- Task instructions
The data below is to be returned in full and exactly.

- Input

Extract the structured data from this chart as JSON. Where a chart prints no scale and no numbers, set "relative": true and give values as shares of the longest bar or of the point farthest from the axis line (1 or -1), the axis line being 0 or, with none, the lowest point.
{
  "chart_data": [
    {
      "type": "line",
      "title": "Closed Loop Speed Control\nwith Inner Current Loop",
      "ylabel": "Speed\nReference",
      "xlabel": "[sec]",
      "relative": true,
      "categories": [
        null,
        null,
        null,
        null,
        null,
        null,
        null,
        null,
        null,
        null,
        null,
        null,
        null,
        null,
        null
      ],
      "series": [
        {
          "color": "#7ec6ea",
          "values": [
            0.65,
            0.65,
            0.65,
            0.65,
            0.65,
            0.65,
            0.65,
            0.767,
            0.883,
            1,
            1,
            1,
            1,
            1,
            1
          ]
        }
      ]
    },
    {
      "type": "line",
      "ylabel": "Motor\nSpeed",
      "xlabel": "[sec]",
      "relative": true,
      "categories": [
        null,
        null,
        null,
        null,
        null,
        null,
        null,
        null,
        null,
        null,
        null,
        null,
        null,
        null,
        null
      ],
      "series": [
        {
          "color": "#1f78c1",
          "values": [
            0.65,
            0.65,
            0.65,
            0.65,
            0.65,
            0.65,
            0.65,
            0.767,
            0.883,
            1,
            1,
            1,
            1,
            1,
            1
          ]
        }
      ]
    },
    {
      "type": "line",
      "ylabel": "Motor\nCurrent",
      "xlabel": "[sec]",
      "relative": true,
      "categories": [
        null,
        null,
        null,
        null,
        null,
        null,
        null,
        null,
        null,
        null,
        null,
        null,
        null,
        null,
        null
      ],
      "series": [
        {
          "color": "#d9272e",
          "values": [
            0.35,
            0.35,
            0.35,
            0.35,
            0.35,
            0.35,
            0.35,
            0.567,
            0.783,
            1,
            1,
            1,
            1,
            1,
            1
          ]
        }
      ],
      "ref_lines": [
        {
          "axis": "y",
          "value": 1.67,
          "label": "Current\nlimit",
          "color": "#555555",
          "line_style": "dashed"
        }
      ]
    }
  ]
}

- Solution to this task
Extract the structured data from this chart as JSON. Where a chart prints no scale and no numbers, set "relative": true and give values as shares of the longest bar or of the point farthest from the axis line (1 or -1), the axis line being 0 or, with none, the lowest point.
{
  "chart_data": [
    {
      "type": "line",
      "title": "Closed Loop Speed Control\nwith Inner Current Loop",
      "ylabel": "Speed\nReference",
      "xlabel": "[sec]",
      "relative": true,
      "categories": [
        null,
        null,
        null,
        null,
        null,
        null,
        null,
        null,
        null,
        null,
        null,
        null,
        null,
        null,
        null
      ],
      "series": [
        {
          "color": "#7ec6ea",
          "values": [
            0.65,
            0.65,
            0.65,
            0.65,
            0.65,
            0.65,
            0.65,
            0.767,
            0.883,
            1,
            1,
            1,
            1,
            1,
            1
          ]
        }
      ]
    },
    {
      "type": "line",
      "ylabel": "Motor\nSpeed",
      "xlabel": "[sec]",
      "relative": true,
      "categories": [
        null,
        null,
        null,
        null,
        null,
        null,
        null,
        null,
        null,
        null,
        null,
        null,
        null,
        null,
        null
      ],
      "series": [
        {
          "color": "#1f78c1",
          "values": [
            0.65,
            0.65,
            0.65,
            0.65,
            0.65,
            0.65,
            0.65,
            0.767,
            0.883,
            1,
            1,
            1,
            1,
            1,
            1
          ]
        }
      ]
    },
    {
      "type": "line",
      "ylabel": "Motor\nCurrent",
      "xlabel": "[sec]",
      "relative": true,
      "categories": [
        null,
        null,
        null,
        null,
        null,
        null,
        null,
        null,
        null,
        null,
        null,
        null,
        null,
        null,
        null
      ],
      "series": [
        {
          "color": "#d9272e",
          "values": [
            0.35,
            0.35,
            0.35,
            0.35,
            0.35,
            0.35,
            0.35,
            0.567,
            0.783,
            1,
            1,
            1,
            1,
            1,
            1
          ]
        }
      ],
      "ref_lines": [
        {
          "axis": "y",
          "value": 1.67,
          "label": "Current\nlimit",
          "color": "#555555",
          "line_style": "dashed"
        }
      ]
    }
  ]
}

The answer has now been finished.